> **Request**
Comb through the entries for "JSON" and pull out each line that holds it.

____

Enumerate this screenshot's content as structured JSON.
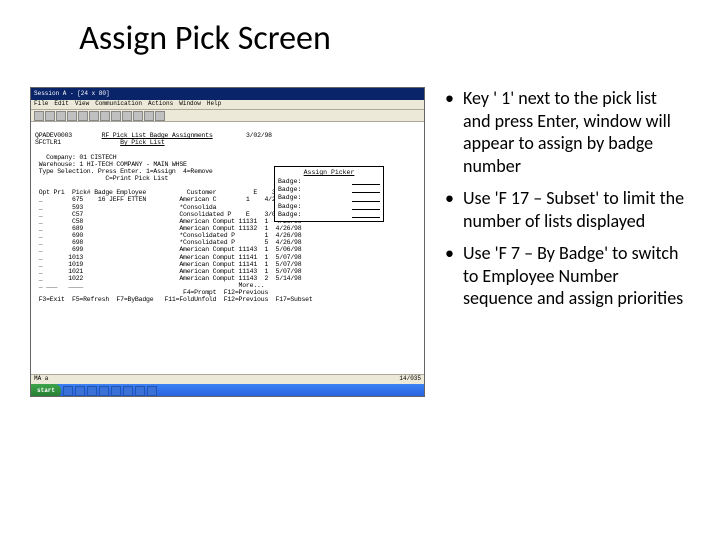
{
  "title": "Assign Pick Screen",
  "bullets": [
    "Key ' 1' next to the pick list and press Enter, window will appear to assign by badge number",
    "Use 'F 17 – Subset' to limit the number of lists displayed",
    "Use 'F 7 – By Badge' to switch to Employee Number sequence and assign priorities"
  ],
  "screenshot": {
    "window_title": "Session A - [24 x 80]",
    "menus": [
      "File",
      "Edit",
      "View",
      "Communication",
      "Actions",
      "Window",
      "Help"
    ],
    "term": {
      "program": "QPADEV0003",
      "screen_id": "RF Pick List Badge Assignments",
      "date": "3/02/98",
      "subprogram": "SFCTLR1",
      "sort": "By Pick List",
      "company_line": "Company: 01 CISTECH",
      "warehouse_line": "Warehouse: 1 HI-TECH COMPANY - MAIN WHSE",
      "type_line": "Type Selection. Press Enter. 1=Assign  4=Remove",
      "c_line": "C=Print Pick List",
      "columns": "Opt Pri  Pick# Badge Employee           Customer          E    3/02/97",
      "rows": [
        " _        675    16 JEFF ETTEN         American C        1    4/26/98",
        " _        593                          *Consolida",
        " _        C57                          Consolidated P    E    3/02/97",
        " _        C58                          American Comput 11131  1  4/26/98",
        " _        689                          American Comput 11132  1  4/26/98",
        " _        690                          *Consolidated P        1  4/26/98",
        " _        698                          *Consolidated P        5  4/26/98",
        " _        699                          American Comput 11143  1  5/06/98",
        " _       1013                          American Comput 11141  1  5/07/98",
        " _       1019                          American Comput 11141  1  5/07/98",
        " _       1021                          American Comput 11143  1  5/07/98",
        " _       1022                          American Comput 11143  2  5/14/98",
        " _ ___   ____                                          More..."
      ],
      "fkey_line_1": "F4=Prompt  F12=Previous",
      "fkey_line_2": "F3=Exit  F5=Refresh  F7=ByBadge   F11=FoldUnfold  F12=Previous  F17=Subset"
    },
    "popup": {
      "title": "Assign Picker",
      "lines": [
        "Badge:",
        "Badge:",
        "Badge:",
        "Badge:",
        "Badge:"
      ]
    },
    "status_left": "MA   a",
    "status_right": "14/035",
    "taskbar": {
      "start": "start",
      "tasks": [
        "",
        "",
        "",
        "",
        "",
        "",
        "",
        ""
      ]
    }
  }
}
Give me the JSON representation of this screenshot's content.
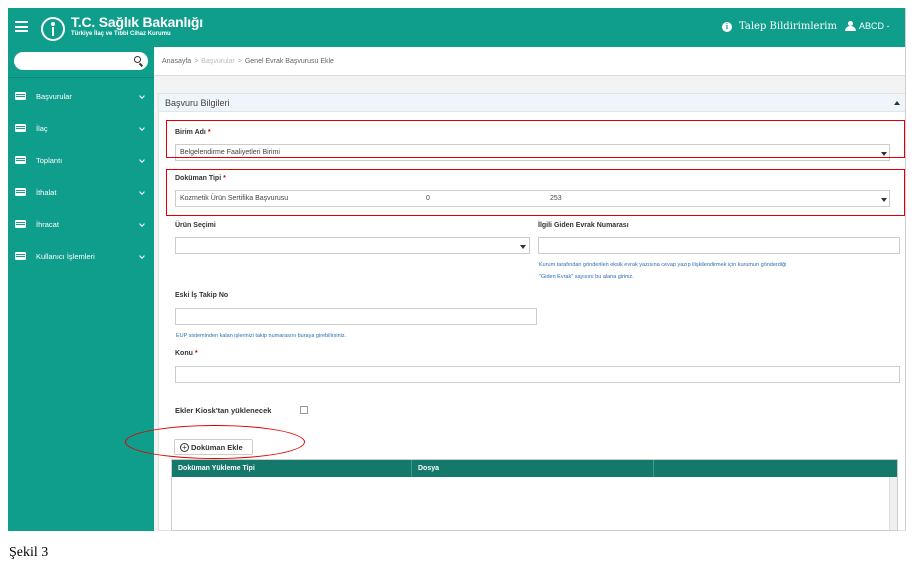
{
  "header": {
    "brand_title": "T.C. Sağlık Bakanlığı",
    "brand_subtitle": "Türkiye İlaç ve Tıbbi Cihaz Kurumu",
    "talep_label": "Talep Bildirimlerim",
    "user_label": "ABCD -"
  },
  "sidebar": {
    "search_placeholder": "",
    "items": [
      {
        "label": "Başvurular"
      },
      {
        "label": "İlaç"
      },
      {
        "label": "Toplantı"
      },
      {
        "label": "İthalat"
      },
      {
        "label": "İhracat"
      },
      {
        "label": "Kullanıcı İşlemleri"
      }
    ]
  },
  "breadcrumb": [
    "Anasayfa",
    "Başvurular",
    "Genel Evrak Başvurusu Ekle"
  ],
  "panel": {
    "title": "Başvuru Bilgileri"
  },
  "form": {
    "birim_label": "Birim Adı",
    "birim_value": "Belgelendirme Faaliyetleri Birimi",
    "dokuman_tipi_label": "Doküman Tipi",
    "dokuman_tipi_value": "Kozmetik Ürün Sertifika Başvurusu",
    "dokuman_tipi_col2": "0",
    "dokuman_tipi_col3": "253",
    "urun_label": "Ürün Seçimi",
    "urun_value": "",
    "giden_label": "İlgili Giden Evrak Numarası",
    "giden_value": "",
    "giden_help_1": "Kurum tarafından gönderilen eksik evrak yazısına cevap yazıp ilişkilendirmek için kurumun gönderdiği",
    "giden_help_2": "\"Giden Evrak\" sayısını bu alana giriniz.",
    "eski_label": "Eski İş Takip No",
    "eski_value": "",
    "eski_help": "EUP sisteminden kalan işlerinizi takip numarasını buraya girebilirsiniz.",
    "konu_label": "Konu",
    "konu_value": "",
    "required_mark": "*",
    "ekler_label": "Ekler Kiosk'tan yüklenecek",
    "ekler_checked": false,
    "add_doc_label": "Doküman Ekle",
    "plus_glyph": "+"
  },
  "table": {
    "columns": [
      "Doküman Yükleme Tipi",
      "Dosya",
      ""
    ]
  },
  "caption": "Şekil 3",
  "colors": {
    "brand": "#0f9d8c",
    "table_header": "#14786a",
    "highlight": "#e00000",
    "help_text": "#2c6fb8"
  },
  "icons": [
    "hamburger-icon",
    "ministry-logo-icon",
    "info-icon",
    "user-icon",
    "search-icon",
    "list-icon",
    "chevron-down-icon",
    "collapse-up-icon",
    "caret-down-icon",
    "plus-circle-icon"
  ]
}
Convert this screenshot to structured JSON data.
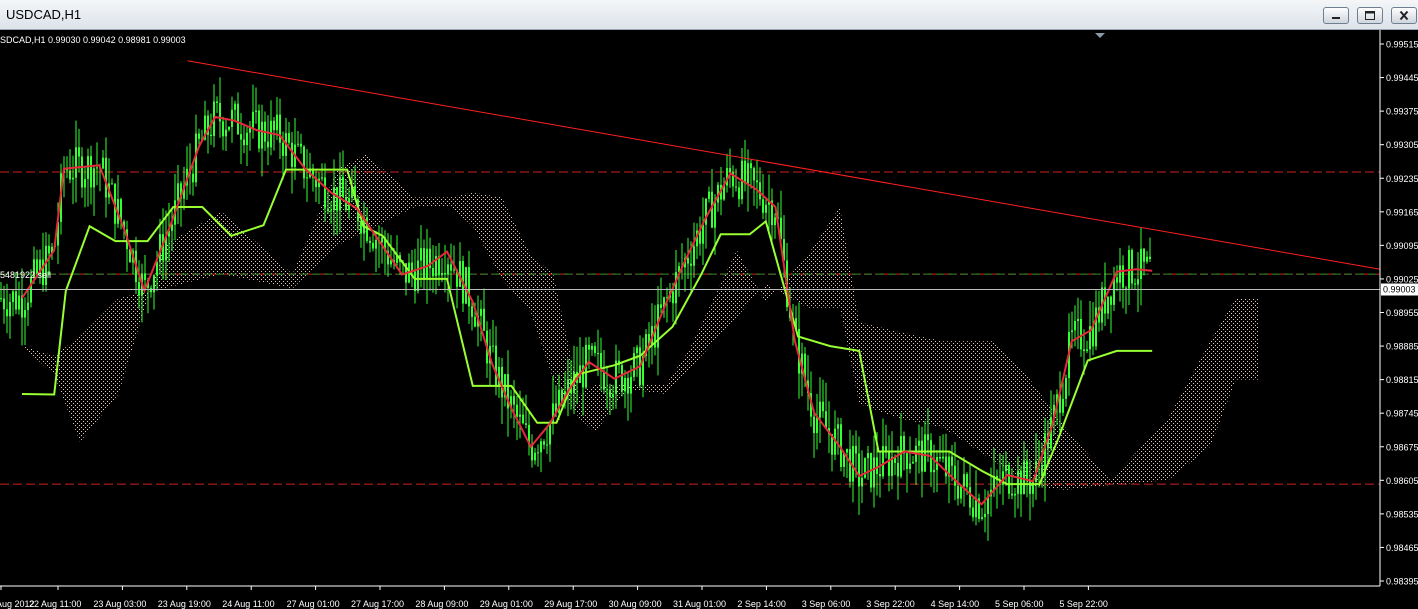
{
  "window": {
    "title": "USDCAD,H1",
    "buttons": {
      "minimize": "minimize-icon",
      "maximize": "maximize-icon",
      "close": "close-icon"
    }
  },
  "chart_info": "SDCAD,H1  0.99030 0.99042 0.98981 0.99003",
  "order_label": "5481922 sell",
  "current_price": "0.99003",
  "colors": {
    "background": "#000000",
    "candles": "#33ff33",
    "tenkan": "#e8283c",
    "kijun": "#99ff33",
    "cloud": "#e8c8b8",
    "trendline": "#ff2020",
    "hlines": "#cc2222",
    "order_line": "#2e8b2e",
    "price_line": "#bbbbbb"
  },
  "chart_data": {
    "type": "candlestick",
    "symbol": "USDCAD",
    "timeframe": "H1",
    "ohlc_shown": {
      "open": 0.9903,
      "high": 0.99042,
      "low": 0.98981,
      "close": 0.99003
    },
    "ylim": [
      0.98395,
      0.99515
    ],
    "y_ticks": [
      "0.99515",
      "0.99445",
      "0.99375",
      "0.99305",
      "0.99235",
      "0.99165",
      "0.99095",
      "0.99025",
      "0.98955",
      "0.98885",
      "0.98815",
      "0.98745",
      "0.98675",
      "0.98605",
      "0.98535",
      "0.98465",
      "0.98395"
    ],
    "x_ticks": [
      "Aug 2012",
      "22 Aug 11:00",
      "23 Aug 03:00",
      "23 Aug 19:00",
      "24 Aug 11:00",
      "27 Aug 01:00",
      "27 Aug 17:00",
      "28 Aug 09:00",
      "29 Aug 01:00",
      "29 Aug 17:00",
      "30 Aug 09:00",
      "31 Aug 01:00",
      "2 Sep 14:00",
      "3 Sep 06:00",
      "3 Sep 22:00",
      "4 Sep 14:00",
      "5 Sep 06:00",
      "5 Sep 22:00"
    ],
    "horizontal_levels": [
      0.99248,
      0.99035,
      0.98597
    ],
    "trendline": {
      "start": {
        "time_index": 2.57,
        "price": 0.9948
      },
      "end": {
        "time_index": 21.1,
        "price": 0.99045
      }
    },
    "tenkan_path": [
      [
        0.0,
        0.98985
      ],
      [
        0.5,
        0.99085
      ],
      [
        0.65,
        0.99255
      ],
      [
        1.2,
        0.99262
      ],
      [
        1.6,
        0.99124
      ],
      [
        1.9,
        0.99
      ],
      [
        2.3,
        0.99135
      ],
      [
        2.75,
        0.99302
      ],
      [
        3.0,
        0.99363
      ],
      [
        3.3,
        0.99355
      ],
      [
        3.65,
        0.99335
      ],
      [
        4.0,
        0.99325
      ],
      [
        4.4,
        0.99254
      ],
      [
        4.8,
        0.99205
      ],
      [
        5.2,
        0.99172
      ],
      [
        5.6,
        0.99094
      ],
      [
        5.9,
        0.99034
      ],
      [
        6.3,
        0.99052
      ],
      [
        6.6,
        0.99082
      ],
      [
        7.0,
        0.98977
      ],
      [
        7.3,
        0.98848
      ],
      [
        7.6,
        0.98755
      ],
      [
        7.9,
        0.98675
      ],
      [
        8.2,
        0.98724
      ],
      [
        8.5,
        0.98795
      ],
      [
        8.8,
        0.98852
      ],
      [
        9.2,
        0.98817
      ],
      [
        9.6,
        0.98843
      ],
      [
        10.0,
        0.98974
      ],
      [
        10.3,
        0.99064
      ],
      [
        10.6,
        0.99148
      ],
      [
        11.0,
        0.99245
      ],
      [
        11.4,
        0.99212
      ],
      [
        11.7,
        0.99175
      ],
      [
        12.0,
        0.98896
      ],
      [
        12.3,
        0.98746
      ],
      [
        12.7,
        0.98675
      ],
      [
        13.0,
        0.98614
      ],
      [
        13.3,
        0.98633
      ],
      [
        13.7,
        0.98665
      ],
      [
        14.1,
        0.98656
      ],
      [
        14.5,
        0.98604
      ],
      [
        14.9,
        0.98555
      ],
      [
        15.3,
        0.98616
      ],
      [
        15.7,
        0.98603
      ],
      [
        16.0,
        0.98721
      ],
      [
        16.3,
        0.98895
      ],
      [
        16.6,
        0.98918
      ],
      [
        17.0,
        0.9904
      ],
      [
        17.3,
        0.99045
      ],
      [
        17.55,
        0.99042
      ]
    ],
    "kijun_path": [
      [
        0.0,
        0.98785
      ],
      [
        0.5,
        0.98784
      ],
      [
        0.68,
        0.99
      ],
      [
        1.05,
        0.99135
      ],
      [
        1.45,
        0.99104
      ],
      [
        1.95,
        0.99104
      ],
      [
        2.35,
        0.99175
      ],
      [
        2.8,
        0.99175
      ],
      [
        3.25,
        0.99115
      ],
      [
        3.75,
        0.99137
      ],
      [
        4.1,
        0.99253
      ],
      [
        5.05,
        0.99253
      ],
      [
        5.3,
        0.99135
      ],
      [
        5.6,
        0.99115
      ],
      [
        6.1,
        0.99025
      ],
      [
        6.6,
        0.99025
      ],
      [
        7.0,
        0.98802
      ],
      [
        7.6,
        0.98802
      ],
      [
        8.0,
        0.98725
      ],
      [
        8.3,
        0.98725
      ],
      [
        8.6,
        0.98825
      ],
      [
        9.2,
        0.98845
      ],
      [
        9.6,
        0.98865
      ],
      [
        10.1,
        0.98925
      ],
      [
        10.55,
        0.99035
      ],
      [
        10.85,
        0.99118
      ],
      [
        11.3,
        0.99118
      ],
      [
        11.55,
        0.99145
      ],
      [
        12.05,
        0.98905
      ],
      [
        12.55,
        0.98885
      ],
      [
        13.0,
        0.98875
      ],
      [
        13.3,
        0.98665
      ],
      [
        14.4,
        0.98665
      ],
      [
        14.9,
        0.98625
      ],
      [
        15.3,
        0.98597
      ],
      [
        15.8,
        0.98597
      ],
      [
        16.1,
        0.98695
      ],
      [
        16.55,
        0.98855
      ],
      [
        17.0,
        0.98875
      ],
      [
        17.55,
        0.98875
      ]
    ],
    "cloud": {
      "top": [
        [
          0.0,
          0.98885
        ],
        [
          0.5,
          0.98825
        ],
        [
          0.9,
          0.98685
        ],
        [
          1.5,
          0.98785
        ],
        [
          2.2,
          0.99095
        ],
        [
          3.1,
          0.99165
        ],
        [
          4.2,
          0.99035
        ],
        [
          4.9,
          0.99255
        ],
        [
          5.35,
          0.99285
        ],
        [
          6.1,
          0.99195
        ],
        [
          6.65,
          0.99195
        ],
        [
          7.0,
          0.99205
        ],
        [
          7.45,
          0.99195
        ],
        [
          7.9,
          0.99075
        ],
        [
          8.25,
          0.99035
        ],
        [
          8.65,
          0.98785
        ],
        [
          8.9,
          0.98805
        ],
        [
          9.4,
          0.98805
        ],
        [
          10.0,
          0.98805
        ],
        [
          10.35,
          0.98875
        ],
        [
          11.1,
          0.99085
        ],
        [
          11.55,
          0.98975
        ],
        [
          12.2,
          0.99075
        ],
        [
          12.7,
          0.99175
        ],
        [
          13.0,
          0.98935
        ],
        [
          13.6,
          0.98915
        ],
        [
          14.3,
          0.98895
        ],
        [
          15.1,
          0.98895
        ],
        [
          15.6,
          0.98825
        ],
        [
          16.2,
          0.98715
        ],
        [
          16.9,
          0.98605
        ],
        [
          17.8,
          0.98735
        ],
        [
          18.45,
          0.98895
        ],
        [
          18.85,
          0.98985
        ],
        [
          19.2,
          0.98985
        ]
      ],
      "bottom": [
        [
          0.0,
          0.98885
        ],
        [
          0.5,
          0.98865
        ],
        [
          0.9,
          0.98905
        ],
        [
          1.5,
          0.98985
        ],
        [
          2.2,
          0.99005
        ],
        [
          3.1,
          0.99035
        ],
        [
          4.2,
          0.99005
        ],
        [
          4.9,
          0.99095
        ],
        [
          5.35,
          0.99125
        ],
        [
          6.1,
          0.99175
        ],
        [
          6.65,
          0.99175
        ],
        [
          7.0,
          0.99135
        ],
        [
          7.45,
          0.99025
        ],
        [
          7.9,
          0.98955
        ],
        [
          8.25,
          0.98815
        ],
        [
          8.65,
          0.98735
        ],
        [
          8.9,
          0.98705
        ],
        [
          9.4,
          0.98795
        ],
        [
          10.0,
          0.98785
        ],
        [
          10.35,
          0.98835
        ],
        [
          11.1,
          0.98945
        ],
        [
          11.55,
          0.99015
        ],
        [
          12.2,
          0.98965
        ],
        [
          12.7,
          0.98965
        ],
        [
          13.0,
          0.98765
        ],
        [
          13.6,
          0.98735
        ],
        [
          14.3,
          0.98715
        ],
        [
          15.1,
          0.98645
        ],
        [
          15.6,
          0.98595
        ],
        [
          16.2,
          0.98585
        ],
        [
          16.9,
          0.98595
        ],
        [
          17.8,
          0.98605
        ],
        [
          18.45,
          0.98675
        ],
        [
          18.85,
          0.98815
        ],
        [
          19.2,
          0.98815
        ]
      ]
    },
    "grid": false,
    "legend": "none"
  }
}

____

> **Written solution**
Enumerate this screenshot's content as structured JSON.
Give me the JSON representation of this screenshot's content.
Convert this screenshot to structured JSON data.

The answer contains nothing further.